**DATA EXTRACT**
## Start

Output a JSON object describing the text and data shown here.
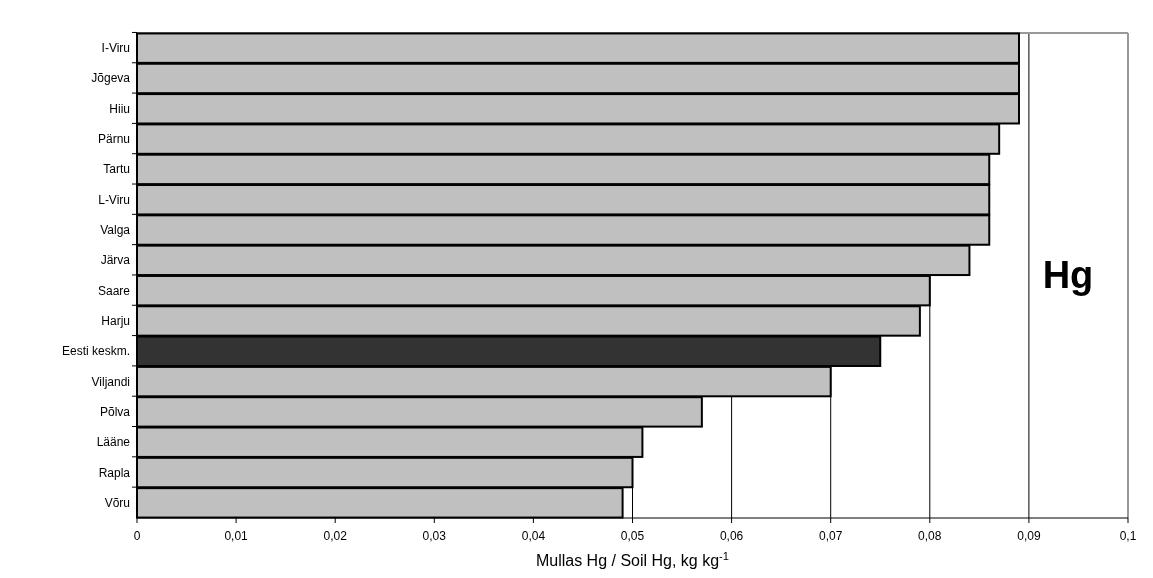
{
  "chart_data": {
    "type": "bar",
    "orientation": "horizontal",
    "categories": [
      "I-Viru",
      "Jõgeva",
      "Hiiu",
      "Pärnu",
      "Tartu",
      "L-Viru",
      "Valga",
      "Järva",
      "Saare",
      "Harju",
      "Eesti keskm.",
      "Viljandi",
      "Põlva",
      "Lääne",
      "Rapla",
      "Võru"
    ],
    "values": [
      0.089,
      0.089,
      0.089,
      0.087,
      0.086,
      0.086,
      0.086,
      0.084,
      0.08,
      0.079,
      0.075,
      0.07,
      0.057,
      0.051,
      0.05,
      0.049
    ],
    "colors": [
      "#c0c0c0",
      "#c0c0c0",
      "#c0c0c0",
      "#c0c0c0",
      "#c0c0c0",
      "#c0c0c0",
      "#c0c0c0",
      "#c0c0c0",
      "#c0c0c0",
      "#c0c0c0",
      "#333333",
      "#c0c0c0",
      "#c0c0c0",
      "#c0c0c0",
      "#c0c0c0",
      "#c0c0c0"
    ],
    "xlim": [
      0,
      0.1
    ],
    "xticks": [
      0,
      {
        "value": 0.01,
        "label": "0,01"
      },
      {
        "value": 0.02,
        "label": "0,02"
      },
      {
        "value": 0.03,
        "label": "0,03"
      },
      {
        "value": 0.04,
        "label": "0,04"
      },
      {
        "value": 0.05,
        "label": "0,05"
      },
      {
        "value": 0.06,
        "label": "0,06"
      },
      {
        "value": 0.07,
        "label": "0,07"
      },
      {
        "value": 0.08,
        "label": "0,08"
      },
      {
        "value": 0.09,
        "label": "0,09"
      },
      {
        "value": 0.1,
        "label": "0,1"
      }
    ],
    "xlabel": "Mullas Hg / Soil Hg, kg kg$^{-1}$",
    "annotations": [
      "Hg"
    ],
    "grid": "x"
  }
}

## End

**REQUIREMENTS**
Each entry above is to be written out again unchanged, apart from the pictures, which are left out.

**THE COMPLETED TASK**
Output a JSON object describing the text and data shown here.
{
  "chart_data": {
    "type": "bar",
    "orientation": "horizontal",
    "categories": [
      "I-Viru",
      "Jõgeva",
      "Hiiu",
      "Pärnu",
      "Tartu",
      "L-Viru",
      "Valga",
      "Järva",
      "Saare",
      "Harju",
      "Eesti keskm.",
      "Viljandi",
      "Põlva",
      "Lääne",
      "Rapla",
      "Võru"
    ],
    "values": [
      0.089,
      0.089,
      0.089,
      0.087,
      0.086,
      0.086,
      0.086,
      0.084,
      0.08,
      0.079,
      0.075,
      0.07,
      0.057,
      0.051,
      0.05,
      0.049
    ],
    "colors": [
      "#c0c0c0",
      "#c0c0c0",
      "#c0c0c0",
      "#c0c0c0",
      "#c0c0c0",
      "#c0c0c0",
      "#c0c0c0",
      "#c0c0c0",
      "#c0c0c0",
      "#c0c0c0",
      "#333333",
      "#c0c0c0",
      "#c0c0c0",
      "#c0c0c0",
      "#c0c0c0",
      "#c0c0c0"
    ],
    "xlim": [
      0,
      0.1
    ],
    "xticks": [
      0,
      {
        "value": 0.01,
        "label": "0,01"
      },
      {
        "value": 0.02,
        "label": "0,02"
      },
      {
        "value": 0.03,
        "label": "0,03"
      },
      {
        "value": 0.04,
        "label": "0,04"
      },
      {
        "value": 0.05,
        "label": "0,05"
      },
      {
        "value": 0.06,
        "label": "0,06"
      },
      {
        "value": 0.07,
        "label": "0,07"
      },
      {
        "value": 0.08,
        "label": "0,08"
      },
      {
        "value": 0.09,
        "label": "0,09"
      },
      {
        "value": 0.1,
        "label": "0,1"
      }
    ],
    "xlabel": "Mullas Hg / Soil Hg, kg kg$^{-1}$",
    "annotations": [
      "Hg"
    ],
    "grid": "x"
  }
}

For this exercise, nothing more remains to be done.